I have an array with dtype "f4" and a separate python float. Some elements of this array gets assigned this numpy float64 scalar value. (I know, I should be better off with a mask, but bear with me, this is just a demonstration code to isolate the core problem from a much more complicated program...)
import numpy as np
a = np.empty((500,500), dtype='f4') a[:] = np.random.random(a.shape) bad_val = 10*a.max()
b = np.where(a > 0.8, bad_val, a)
Now, the following seems to always evaluate to False, as expected:
np.any(b > bad_val)
but, if I am (un-)lucky enough, this will sometimes evaluate to True:
any([(c > bad_val) for c in b.flat])
What it seems to me is that for the first comparison test, bad_val is casted down to float32 (or maybe b is casted up to float64?), but for the second example, the opposite is true. This can lead to some unexpected behaviors. Is there some sort of difference between type-casting of numpy scalars and numpy arrays? I would expect both to be the same.

▸ WRITTEN TASK 1: In the numpy casting question, what dtype is the array a created with?
The text and the listing have no connection to each other.

[Dataset records]
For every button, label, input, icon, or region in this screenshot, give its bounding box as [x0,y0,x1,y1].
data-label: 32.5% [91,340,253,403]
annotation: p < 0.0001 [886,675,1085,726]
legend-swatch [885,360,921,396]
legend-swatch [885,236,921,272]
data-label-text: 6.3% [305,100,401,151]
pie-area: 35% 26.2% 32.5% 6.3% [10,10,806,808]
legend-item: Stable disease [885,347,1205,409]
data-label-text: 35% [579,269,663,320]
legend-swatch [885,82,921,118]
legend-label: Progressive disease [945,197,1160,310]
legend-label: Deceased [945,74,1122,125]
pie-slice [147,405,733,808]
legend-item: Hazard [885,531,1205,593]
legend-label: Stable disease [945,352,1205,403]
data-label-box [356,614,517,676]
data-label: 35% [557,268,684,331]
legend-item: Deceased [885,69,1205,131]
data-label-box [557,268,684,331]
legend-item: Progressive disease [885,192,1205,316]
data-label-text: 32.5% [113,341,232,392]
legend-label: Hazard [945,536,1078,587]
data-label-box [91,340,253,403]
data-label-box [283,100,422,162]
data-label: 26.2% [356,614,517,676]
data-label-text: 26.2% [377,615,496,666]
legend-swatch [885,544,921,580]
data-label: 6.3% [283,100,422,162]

▸ WRITTEN TASK 2: Give the lines of the listing as a JSON list of strings, one string per line and blank lines left out, starting at the first line of the listing and ending at the line that contains "legend-swatch [885,82,921,118]".

▸ TASK ANSWER 1: The dtype "f4".

▸ TASK ANSWER 2:
[
  "For every button, label, input, icon, or region in this screenshot, give its bounding box as [x0,y0,x1,y1].",
  "data-label: 32.5% [91,340,253,403]",
  "annotation: p < 0.0001 [886,675,1085,726]",
  "legend-swatch [885,360,921,396]",
  "legend-swatch [885,236,921,272]",
  "data-label-text: 6.3% [305,100,401,151]",
  "pie-area: 35% 26.2% 32.5% 6.3% [10,10,806,808]",
  "legend-item: Stable disease [885,347,1205,409]",
  "data-label-text: 35% [579,269,663,320]",
  "legend-swatch [885,82,921,118]"
]